*Exercise details:* Each entry in the listing below should be restated word for word.

*** Raw data ***

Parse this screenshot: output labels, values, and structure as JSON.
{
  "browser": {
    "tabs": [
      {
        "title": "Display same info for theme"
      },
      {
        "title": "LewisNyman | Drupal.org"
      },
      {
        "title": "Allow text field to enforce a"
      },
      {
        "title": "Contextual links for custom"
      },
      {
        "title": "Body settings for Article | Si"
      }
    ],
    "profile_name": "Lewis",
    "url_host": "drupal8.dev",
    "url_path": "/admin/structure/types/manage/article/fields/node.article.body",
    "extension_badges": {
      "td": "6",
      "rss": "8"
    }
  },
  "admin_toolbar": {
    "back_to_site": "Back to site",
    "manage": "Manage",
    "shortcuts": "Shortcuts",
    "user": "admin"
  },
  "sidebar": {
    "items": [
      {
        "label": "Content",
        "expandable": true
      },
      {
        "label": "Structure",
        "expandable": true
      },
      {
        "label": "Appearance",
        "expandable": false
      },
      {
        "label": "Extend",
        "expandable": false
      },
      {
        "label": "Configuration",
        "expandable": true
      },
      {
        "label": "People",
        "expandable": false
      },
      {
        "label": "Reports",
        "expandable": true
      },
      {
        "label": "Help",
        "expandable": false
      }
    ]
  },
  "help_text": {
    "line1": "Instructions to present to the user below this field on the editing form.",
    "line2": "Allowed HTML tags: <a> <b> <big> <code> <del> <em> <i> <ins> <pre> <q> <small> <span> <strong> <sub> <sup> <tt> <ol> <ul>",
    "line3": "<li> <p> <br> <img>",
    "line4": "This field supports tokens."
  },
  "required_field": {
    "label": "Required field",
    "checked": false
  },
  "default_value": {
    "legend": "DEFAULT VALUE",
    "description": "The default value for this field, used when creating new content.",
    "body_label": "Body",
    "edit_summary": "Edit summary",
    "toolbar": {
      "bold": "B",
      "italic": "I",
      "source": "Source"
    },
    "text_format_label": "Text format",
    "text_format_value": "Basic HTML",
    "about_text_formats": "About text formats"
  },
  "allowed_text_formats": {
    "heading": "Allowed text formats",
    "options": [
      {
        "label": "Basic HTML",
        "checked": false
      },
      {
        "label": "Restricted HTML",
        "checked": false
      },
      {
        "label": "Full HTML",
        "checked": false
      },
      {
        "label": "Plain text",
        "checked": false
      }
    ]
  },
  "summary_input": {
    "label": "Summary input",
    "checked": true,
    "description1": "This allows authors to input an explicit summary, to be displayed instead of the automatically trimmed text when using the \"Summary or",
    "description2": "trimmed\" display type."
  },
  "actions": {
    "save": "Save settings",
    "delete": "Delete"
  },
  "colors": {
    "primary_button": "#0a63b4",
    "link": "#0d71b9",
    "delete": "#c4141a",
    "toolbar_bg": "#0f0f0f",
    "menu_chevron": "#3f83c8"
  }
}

***

*Correct answer:*
Parse this screenshot: output labels, values, and structure as JSON.
{
  "browser": {
    "tabs": [
      {
        "title": "Display same info for theme"
      },
      {
        "title": "LewisNyman | Drupal.org"
      },
      {
        "title": "Allow text field to enforce a"
      },
      {
        "title": "Contextual links for custom"
      },
      {
        "title": "Body settings for Article | Si"
      }
    ],
    "profile_name": "Lewis",
    "url_host": "drupal8.dev",
    "url_path": "/admin/structure/types/manage/article/fields/node.article.body",
    "extension_badges": {
      "td": "6",
      "rss": "8"
    }
  },
  "admin_toolbar": {
    "back_to_site": "Back to site",
    "manage": "Manage",
    "shortcuts": "Shortcuts",
    "user": "admin"
  },
  "sidebar": {
    "items": [
      {
        "label": "Content",
        "expandable": true
      },
      {
        "label": "Structure",
        "expandable": true
      },
      {
        "label": "Appearance",
        "expandable": false
      },
      {
        "label": "Extend",
        "expandable": false
      },
      {
        "label": "Configuration",
        "expandable": true
      },
      {
        "label": "People",
        "expandable": false
      },
      {
        "label": "Reports",
        "expandable": true
      },
      {
        "label": "Help",
        "expandable": false
      }
    ]
  },
  "help_text": {
    "line1": "Instructions to present to the user below this field on the editing form.",
    "line2": "Allowed HTML tags: <a> <b> <big> <code> <del> <em> <i> <ins> <pre> <q> <small> <span> <strong> <sub> <sup> <tt> <ol> <ul>",
    "line3": "<li> <p> <br> <img>",
    "line4": "This field supports tokens."
  },
  "required_field": {
    "label": "Required field",
    "checked": false
  },
  "default_value": {
    "legend": "DEFAULT VALUE",
    "description": "The default value for this field, used when creating new content.",
    "body_label": "Body",
    "edit_summary": "Edit summary",
    "toolbar": {
      "bold": "B",
      "italic": "I",
      "source": "Source"
    },
    "text_format_label": "Text format",
    "text_format_value": "Basic HTML",
    "about_text_formats": "About text formats"
  },
  "allowed_text_formats": {
    "heading": "Allowed text formats",
    "options": [
      {
        "label": "Basic HTML",
        "checked": false
      },
      {
        "label": "Restricted HTML",
        "checked": false
      },
      {
        "label": "Full HTML",
        "checked": false
      },
      {
        "label": "Plain text",
        "checked": false
      }
    ]
  },
  "summary_input": {
    "label": "Summary input",
    "checked": true,
    "description1": "This allows authors to input an explicit summary, to be displayed instead of the automatically trimmed text when using the \"Summary or",
    "description2": "trimmed\" display type."
  },
  "actions": {
    "save": "Save settings",
    "delete": "Delete"
  },
  "colors": {
    "primary_button": "#0a63b4",
    "link": "#0d71b9",
    "delete": "#c4141a",
    "toolbar_bg": "#0f0f0f",
    "menu_chevron": "#3f83c8"
  }
}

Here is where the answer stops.